--- Stored entries ---
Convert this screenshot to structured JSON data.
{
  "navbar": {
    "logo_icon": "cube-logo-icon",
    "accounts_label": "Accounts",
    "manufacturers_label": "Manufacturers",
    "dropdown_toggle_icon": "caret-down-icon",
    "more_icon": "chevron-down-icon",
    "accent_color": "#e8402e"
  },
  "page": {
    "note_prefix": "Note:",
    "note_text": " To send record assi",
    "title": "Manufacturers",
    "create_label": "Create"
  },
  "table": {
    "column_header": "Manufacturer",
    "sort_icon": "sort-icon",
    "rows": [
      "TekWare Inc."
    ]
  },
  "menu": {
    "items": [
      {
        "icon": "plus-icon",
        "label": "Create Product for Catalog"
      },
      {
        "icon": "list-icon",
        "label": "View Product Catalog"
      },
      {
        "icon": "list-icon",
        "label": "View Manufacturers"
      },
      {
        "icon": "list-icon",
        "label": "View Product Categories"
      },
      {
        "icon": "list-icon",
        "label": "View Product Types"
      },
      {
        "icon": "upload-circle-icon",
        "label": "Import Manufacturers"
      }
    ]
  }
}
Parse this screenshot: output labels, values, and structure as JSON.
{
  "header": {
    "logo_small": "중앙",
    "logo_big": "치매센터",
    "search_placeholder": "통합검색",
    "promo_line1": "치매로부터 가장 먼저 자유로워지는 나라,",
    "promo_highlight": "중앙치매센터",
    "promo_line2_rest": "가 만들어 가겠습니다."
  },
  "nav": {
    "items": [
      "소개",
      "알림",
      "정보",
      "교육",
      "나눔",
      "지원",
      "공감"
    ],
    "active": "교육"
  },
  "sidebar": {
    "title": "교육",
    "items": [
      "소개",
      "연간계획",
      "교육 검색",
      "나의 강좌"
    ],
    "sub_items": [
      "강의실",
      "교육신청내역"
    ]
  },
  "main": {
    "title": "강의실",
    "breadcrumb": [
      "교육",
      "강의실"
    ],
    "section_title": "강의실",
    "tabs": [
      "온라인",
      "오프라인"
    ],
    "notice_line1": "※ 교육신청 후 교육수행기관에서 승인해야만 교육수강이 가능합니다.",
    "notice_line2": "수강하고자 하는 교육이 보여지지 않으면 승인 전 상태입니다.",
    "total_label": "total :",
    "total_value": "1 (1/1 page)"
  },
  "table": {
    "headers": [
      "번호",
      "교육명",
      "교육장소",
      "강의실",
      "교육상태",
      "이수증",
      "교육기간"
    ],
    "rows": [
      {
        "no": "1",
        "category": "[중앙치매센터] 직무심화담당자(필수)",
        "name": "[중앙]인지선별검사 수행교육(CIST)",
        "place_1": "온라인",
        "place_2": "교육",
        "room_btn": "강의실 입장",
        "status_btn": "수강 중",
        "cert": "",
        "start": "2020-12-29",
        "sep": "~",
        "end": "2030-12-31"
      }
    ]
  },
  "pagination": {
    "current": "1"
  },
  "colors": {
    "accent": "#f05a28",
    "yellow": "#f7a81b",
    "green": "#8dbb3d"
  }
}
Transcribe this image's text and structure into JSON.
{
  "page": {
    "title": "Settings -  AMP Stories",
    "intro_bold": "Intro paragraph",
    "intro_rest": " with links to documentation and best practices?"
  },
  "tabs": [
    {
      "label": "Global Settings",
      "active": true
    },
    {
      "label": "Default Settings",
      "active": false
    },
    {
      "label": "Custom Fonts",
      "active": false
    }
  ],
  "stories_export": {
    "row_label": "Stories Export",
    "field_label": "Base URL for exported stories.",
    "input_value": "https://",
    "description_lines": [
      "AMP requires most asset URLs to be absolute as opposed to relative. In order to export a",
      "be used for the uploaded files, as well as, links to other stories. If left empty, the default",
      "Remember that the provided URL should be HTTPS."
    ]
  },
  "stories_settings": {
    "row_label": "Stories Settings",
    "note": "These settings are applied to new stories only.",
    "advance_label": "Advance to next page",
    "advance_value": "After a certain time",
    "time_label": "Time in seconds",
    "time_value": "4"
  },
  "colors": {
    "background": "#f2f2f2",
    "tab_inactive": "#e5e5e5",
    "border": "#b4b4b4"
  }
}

--- WRITTEN INSTRUCTION ---
Write out the entries above word for word.

--- RESPONSE TO THE EXERCISE ---
Convert this screenshot to structured JSON data.
{
  "navbar": {
    "logo_icon": "cube-logo-icon",
    "accounts_label": "Accounts",
    "manufacturers_label": "Manufacturers",
    "dropdown_toggle_icon": "caret-down-icon",
    "more_icon": "chevron-down-icon",
    "accent_color": "#e8402e"
  },
  "page": {
    "note_prefix": "Note:",
    "note_text": " To send record assi",
    "title": "Manufacturers",
    "create_label": "Create"
  },
  "table": {
    "column_header": "Manufacturer",
    "sort_icon": "sort-icon",
    "rows": [
      "TekWare Inc."
    ]
  },
  "menu": {
    "items": [
      {
        "icon": "plus-icon",
        "label": "Create Product for Catalog"
      },
      {
        "icon": "list-icon",
        "label": "View Product Catalog"
      },
      {
        "icon": "list-icon",
        "label": "View Manufacturers"
      },
      {
        "icon": "list-icon",
        "label": "View Product Categories"
      },
      {
        "icon": "list-icon",
        "label": "View Product Types"
      },
      {
        "icon": "upload-circle-icon",
        "label": "Import Manufacturers"
      }
    ]
  }
}
Parse this screenshot: output labels, values, and structure as JSON.
{
  "header": {
    "logo_small": "중앙",
    "logo_big": "치매센터",
    "search_placeholder": "통합검색",
    "promo_line1": "치매로부터 가장 먼저 자유로워지는 나라,",
    "promo_highlight": "중앙치매센터",
    "promo_line2_rest": "가 만들어 가겠습니다."
  },
  "nav": {
    "items": [
      "소개",
      "알림",
      "정보",
      "교육",
      "나눔",
      "지원",
      "공감"
    ],
    "active": "교육"
  },
  "sidebar": {
    "title": "교육",
    "items": [
      "소개",
      "연간계획",
      "교육 검색",
      "나의 강좌"
    ],
    "sub_items": [
      "강의실",
      "교육신청내역"
    ]
  },
  "main": {
    "title": "강의실",
    "breadcrumb": [
      "교육",
      "강의실"
    ],
    "section_title": "강의실",
    "tabs": [
      "온라인",
      "오프라인"
    ],
    "notice_line1": "※ 교육신청 후 교육수행기관에서 승인해야만 교육수강이 가능합니다.",
    "notice_line2": "수강하고자 하는 교육이 보여지지 않으면 승인 전 상태입니다.",
    "total_label": "total :",
    "total_value": "1 (1/1 page)"
  },
  "table": {
    "headers": [
      "번호",
      "교육명",
      "교육장소",
      "강의실",
      "교육상태",
      "이수증",
      "교육기간"
    ],
    "rows": [
      {
        "no": "1",
        "category": "[중앙치매센터] 직무심화담당자(필수)",
        "name": "[중앙]인지선별검사 수행교육(CIST)",
        "place_1": "온라인",
        "place_2": "교육",
        "room_btn": "강의실 입장",
        "status_btn": "수강 중",
        "cert": "",
        "start": "2020-12-29",
        "sep": "~",
        "end": "2030-12-31"
      }
    ]
  },
  "pagination": {
    "current": "1"
  },
  "colors": {
    "accent": "#f05a28",
    "yellow": "#f7a81b",
    "green": "#8dbb3d"
  }
}
Transcribe this image's text and structure into JSON.
{
  "page": {
    "title": "Settings -  AMP Stories",
    "intro_bold": "Intro paragraph",
    "intro_rest": " with links to documentation and best practices?"
  },
  "tabs": [
    {
      "label": "Global Settings",
      "active": true
    },
    {
      "label": "Default Settings",
      "active": false
    },
    {
      "label": "Custom Fonts",
      "active": false
    }
  ],
  "stories_export": {
    "row_label": "Stories Export",
    "field_label": "Base URL for exported stories.",
    "input_value": "https://",
    "description_lines": [
      "AMP requires most asset URLs to be absolute as opposed to relative. In order to export a",
      "be used for the uploaded files, as well as, links to other stories. If left empty, the default",
      "Remember that the provided URL should be HTTPS."
    ]
  },
  "stories_settings": {
    "row_label": "Stories Settings",
    "note": "These settings are applied to new stories only.",
    "advance_label": "Advance to next page",
    "advance_value": "After a certain time",
    "time_label": "Time in seconds",
    "time_value": "4"
  },
  "colors": {
    "background": "#f2f2f2",
    "tab_inactive": "#e5e5e5",
    "border": "#b4b4b4"
  }
}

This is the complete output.